▶ _Exercise directions_:
Select, from the material below, each line with "Letterkenny" in it.

▶ _Information given_:
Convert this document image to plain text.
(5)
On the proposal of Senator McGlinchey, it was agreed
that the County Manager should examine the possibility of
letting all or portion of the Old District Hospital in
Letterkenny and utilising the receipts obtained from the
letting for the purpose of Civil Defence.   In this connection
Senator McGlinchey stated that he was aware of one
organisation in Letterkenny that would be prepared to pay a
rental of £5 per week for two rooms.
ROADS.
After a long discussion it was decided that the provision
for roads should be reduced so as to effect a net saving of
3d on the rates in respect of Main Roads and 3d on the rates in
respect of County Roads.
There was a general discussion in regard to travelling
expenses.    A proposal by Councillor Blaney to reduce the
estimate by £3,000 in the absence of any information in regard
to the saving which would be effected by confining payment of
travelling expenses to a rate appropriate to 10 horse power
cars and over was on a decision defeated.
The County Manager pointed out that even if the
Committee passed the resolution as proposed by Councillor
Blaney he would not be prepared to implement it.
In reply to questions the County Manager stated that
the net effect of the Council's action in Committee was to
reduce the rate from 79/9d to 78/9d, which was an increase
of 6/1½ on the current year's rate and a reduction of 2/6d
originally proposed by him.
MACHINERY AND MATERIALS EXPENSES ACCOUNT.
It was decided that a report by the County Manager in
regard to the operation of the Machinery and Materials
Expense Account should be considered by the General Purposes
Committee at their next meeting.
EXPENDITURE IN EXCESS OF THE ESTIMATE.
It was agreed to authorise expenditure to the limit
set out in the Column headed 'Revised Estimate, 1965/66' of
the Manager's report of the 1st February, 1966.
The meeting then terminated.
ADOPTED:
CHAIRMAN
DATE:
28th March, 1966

▶ _Output for this exercise_:
Letterkenny and utilising the receipts obtained from the
organisation in Letterkenny that would be prepared to pay a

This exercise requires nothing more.